SET TASK
Copy out each line of the listing that has the word "text" in it.

— start MATERIAL FOR THE TASK —

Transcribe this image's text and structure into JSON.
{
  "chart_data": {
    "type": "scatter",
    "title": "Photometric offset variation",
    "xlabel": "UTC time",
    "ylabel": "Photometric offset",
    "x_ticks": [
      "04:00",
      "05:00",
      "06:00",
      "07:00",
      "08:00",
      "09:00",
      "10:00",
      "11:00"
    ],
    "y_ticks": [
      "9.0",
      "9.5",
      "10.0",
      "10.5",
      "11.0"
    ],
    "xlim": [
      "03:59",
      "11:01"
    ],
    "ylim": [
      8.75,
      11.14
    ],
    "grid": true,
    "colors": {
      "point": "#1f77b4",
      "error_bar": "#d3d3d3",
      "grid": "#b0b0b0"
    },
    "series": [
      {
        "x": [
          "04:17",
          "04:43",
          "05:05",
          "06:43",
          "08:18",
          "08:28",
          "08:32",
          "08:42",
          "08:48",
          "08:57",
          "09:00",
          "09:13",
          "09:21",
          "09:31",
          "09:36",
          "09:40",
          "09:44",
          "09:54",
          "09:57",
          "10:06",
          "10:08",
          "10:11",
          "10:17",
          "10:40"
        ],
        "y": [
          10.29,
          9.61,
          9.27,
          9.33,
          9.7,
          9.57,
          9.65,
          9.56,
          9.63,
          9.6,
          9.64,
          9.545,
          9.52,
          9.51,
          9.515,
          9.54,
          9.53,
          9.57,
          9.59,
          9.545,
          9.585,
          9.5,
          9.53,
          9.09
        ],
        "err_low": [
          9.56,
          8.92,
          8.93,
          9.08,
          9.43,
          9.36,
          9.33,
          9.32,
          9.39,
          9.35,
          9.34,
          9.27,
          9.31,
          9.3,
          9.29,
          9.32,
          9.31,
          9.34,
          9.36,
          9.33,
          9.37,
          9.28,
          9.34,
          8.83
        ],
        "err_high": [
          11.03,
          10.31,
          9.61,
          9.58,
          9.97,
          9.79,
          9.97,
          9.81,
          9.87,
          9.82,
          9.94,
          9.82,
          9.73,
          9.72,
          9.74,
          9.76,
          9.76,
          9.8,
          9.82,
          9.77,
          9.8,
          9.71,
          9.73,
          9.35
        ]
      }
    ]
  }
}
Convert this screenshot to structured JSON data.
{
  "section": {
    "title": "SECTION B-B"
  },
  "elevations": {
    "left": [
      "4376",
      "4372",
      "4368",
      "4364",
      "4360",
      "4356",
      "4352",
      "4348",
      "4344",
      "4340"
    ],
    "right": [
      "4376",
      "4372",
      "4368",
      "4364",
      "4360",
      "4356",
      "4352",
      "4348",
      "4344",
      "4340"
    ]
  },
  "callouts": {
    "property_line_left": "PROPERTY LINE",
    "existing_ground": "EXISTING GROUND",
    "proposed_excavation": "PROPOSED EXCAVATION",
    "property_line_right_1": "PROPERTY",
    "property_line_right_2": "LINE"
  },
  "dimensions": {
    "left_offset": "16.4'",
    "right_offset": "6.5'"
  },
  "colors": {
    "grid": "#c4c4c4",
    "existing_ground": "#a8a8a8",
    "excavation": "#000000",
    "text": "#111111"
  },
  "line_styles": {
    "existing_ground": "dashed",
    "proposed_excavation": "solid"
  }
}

— end MATERIAL FOR THE TASK —

ANSWER TO THIS TASK
Transcribe this image's text and structure into JSON.
    "text": "#111111"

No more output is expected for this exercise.